(Data entries)
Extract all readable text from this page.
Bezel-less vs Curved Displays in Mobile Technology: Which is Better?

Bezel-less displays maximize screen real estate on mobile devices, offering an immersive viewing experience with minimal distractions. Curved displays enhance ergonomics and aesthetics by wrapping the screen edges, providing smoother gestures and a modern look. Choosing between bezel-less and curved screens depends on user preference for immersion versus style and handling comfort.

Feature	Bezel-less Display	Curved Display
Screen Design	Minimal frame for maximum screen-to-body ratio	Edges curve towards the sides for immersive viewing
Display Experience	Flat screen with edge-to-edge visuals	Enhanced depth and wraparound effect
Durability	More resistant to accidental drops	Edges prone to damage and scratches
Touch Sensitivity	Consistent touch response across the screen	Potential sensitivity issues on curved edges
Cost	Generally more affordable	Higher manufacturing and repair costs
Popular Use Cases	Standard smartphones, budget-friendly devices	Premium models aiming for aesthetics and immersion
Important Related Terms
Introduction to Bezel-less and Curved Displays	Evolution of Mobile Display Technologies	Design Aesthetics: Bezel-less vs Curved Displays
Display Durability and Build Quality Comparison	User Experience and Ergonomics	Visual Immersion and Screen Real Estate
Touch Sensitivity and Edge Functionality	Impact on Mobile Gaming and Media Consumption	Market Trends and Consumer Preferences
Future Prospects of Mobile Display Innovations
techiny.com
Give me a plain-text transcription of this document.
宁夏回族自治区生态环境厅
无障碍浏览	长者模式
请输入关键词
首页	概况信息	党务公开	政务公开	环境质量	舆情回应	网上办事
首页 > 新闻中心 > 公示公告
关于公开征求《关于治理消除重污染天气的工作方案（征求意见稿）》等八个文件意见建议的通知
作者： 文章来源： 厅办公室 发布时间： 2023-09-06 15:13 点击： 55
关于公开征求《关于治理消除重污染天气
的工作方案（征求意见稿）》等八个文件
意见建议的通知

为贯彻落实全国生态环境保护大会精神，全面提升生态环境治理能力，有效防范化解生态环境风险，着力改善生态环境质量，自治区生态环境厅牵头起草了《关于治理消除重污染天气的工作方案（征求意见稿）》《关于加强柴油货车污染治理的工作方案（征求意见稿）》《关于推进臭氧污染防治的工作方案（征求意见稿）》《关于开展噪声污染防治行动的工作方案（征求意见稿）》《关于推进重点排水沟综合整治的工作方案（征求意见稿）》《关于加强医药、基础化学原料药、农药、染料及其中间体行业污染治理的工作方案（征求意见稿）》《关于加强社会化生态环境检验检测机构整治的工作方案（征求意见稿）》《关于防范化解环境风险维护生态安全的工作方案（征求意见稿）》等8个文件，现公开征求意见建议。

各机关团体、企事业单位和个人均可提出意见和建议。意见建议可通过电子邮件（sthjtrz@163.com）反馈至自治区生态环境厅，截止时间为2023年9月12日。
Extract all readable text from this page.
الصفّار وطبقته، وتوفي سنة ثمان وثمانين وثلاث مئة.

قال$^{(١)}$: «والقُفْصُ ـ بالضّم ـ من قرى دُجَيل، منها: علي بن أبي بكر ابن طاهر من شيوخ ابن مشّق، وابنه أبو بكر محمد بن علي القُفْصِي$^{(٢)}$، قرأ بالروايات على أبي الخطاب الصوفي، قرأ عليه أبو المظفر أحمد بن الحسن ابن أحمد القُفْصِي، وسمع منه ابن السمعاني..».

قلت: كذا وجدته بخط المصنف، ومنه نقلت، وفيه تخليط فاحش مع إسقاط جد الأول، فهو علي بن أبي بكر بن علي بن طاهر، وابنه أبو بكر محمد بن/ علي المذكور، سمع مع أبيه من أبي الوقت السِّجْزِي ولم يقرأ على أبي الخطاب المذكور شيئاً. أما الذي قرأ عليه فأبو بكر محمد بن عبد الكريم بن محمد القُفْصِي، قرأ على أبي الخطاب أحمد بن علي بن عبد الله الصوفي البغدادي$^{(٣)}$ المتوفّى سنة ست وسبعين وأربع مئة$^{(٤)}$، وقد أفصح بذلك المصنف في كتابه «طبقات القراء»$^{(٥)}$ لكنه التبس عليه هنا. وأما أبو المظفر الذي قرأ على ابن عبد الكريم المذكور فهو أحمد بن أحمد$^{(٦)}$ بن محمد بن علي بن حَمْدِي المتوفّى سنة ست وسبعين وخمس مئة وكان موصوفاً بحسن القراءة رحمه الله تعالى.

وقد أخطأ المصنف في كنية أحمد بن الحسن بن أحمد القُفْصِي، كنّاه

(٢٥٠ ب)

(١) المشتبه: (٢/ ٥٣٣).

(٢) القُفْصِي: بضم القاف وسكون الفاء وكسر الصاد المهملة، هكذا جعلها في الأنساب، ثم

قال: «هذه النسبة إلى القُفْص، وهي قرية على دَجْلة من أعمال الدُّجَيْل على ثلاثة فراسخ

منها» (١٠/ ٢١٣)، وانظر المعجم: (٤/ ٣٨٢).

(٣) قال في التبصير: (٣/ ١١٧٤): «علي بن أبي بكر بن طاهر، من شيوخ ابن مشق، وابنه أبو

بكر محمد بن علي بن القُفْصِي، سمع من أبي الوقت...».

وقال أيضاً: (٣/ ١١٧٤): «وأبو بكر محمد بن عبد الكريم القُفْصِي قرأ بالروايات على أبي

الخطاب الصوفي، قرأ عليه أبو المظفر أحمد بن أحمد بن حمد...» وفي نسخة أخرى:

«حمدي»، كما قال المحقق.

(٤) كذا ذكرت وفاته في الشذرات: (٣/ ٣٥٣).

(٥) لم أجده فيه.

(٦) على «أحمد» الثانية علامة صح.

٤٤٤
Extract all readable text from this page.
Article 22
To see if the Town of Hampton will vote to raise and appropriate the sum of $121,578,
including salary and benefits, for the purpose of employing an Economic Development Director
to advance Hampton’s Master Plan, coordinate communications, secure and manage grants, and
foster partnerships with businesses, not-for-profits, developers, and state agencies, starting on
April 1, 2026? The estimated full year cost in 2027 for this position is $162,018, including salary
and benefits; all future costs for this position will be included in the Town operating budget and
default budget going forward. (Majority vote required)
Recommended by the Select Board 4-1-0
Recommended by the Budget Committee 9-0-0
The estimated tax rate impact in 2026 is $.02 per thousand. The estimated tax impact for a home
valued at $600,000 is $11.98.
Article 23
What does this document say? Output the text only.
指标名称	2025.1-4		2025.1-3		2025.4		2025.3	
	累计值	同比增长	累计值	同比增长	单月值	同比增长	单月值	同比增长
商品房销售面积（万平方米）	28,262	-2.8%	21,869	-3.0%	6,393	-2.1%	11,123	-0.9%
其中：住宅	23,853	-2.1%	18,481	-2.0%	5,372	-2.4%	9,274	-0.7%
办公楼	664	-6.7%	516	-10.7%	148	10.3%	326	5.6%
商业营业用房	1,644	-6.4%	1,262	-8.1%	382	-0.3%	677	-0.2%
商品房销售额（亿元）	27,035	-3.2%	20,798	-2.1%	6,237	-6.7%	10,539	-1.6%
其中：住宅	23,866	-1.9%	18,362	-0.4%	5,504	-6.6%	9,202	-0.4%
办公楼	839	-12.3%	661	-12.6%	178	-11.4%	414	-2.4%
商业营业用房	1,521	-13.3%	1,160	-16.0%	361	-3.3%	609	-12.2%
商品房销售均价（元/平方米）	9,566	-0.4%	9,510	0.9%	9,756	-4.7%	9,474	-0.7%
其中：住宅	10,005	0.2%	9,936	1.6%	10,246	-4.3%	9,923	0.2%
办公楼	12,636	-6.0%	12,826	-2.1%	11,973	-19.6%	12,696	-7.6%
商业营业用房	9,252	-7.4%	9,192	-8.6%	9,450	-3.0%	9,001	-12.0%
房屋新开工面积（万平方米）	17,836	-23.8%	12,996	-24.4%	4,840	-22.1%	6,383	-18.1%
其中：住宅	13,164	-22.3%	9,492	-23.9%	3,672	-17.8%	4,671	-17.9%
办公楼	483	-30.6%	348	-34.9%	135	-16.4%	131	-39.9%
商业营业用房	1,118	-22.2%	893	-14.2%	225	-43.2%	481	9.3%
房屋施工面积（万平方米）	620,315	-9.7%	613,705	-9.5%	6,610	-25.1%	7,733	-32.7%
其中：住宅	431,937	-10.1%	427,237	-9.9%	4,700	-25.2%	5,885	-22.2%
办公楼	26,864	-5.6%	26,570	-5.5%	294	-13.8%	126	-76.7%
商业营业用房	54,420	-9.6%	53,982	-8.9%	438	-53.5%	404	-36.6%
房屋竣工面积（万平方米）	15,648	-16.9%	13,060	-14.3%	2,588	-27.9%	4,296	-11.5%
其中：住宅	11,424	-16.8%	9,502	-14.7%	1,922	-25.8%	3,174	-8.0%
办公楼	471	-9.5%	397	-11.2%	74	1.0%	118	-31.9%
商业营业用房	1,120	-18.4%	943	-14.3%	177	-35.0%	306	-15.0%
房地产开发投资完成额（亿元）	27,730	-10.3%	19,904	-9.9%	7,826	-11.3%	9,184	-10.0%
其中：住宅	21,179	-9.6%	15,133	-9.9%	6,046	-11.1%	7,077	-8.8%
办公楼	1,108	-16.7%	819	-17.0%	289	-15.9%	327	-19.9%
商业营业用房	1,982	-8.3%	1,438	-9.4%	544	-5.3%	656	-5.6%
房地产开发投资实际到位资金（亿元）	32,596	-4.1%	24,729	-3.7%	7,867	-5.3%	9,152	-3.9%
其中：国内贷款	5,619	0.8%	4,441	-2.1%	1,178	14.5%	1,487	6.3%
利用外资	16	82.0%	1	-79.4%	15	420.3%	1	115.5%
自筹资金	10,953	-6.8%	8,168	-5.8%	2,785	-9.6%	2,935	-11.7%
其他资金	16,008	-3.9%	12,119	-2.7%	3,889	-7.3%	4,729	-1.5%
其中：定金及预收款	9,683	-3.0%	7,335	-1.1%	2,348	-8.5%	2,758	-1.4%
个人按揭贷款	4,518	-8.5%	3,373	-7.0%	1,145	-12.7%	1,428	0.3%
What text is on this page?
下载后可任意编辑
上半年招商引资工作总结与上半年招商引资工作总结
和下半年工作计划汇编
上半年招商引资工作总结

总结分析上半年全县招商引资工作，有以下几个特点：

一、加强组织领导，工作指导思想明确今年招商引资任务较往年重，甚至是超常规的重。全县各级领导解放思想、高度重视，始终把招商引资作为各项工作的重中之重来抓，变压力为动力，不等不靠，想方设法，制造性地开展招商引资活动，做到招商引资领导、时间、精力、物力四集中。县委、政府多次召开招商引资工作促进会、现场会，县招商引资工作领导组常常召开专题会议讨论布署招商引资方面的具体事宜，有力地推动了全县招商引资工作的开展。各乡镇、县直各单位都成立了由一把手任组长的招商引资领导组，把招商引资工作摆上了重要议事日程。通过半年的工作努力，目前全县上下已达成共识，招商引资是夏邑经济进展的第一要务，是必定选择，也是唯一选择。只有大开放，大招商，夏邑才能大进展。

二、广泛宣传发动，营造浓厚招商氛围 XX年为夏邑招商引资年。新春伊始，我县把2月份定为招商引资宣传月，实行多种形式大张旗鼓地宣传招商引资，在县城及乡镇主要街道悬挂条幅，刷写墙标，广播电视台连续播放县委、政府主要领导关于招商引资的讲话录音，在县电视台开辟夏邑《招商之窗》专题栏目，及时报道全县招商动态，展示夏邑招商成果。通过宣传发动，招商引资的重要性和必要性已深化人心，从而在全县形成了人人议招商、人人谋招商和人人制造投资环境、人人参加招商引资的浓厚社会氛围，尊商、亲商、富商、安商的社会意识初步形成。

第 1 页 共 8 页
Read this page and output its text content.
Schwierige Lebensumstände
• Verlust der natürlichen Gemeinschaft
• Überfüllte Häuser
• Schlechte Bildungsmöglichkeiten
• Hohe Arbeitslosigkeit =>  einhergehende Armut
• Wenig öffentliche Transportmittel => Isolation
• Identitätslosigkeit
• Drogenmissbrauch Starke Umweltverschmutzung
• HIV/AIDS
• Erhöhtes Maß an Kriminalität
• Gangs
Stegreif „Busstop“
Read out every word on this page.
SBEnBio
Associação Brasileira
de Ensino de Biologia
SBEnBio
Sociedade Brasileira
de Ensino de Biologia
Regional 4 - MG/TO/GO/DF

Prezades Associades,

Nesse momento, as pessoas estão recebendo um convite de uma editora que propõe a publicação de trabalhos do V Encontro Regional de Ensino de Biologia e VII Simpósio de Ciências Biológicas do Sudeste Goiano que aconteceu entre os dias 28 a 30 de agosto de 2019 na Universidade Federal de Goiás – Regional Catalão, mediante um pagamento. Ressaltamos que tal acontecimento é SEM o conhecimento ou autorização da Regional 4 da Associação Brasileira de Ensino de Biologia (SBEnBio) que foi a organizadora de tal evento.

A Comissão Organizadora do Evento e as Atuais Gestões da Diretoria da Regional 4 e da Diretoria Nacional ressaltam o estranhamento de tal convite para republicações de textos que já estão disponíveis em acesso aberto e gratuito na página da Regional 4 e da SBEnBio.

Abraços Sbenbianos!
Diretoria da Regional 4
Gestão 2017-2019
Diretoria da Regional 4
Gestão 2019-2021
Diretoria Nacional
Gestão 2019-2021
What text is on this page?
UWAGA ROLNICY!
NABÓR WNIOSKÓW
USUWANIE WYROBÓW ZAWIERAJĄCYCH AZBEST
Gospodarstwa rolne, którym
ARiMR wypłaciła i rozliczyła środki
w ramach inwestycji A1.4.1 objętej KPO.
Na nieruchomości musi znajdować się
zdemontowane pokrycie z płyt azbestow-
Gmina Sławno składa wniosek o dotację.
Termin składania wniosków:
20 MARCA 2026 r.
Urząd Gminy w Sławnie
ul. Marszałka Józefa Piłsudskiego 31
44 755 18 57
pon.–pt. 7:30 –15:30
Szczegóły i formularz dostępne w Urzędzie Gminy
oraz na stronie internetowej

- **WORK REQUIRED**: Copy out each line in the listing that has the word "منها".

- **SOLUTION FOR THIS EXERCISE**:
قال$^{(١)}$: «والقُفْصُ ـ بالضّم ـ من قرى دُجَيل، منها: علي بن أبي بكر ابن طاهر من شيوخ ابن مشّق، وابنه أبو بكر محمد بن علي القُفْصِي$^{(٢)}$، قرأ بالروايات على أبي الخطاب الصوفي، قرأ عليه أبو المظفر أحمد بن الحسن ابن أحمد القُفْصِي، وسمع منه ابن السمعاني..».
منها» (١٠/ ٢١٣)، وانظر المعجم: (٤/ ٣٨٢).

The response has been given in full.